Can you transcribe the data exactly? Leave the pictures out.

::: DATA LISTING

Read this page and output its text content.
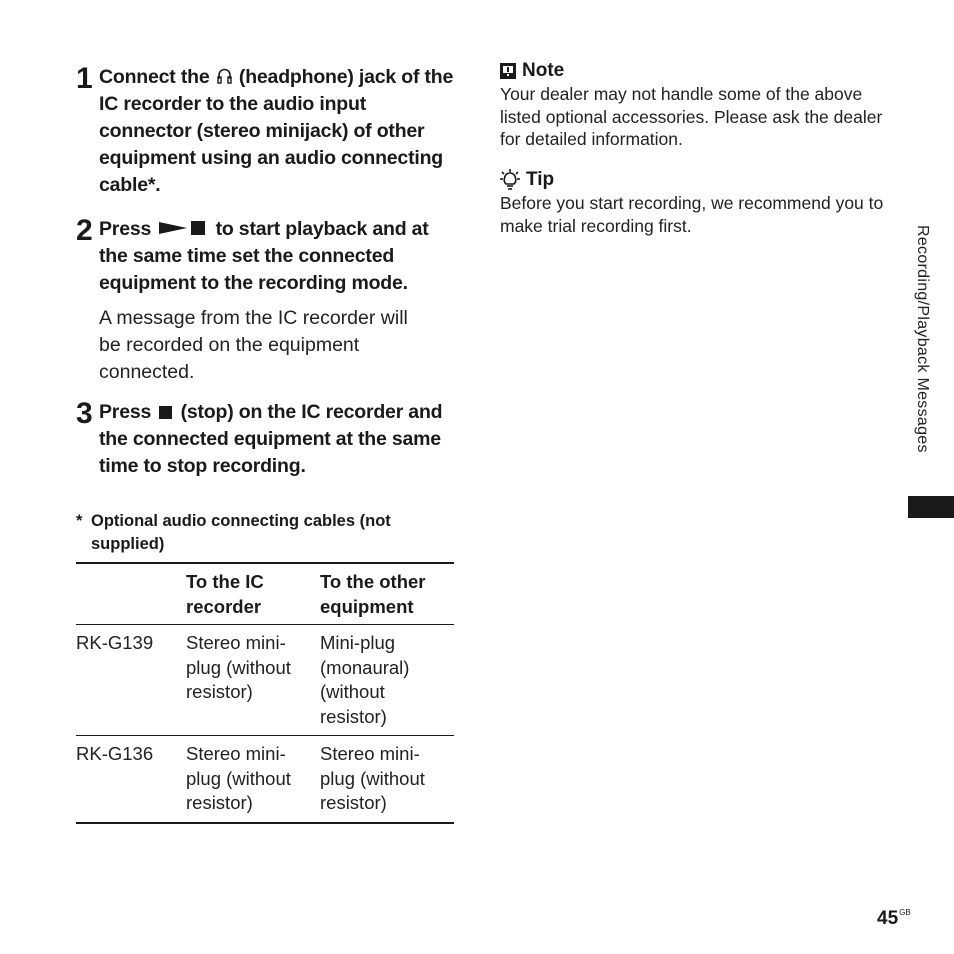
1 Connect the (headphone) jack of the IC recorder to the audio input connector (stereo minijack) of other equipment using an audio connecting cable*.
2 Press	to start playback and at the same time set the connected equipment to the recording mode.
A message from the IC recorder will be recorded on the equipment connected.
3 Press (stop) on the IC recorder and the connected equipment at the same time to stop recording.
* Optional audio connecting cables (not supplied)
	To the IC recorder	To the other equipment
RK-G139	Stereo mini-plug (without resistor)	Mini-plug (monaural) (without resistor)
RK-G136	Stereo mini-plug (without resistor)	Stereo mini-plug (without resistor)
Note
Your dealer may not handle some of the above listed optional accessories. Please ask the dealer for detailed information.
Tip
Before you start recording, we recommend you to make trial recording first.	Recording/Playback Messages
$45^{GB}$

::::::

• [OUTPUT OF THE TASK]
Read this page and output its text content.
1 Connect the (headphone) jack of the IC recorder to the audio input connector (stereo minijack) of other equipment using an audio connecting cable*.
2 Press	to start playback and at the same time set the connected equipment to the recording mode.
A message from the IC recorder will be recorded on the equipment connected.
3 Press (stop) on the IC recorder and the connected equipment at the same time to stop recording.
* Optional audio connecting cables (not supplied)
	To the IC recorder	To the other equipment
RK-G139	Stereo mini-plug (without resistor)	Mini-plug (monaural) (without resistor)
RK-G136	Stereo mini-plug (without resistor)	Stereo mini-plug (without resistor)
Note
Your dealer may not handle some of the above listed optional accessories. Please ask the dealer for detailed information.
Tip
Before you start recording, we recommend you to make trial recording first.	Recording/Playback Messages
$45^{GB}$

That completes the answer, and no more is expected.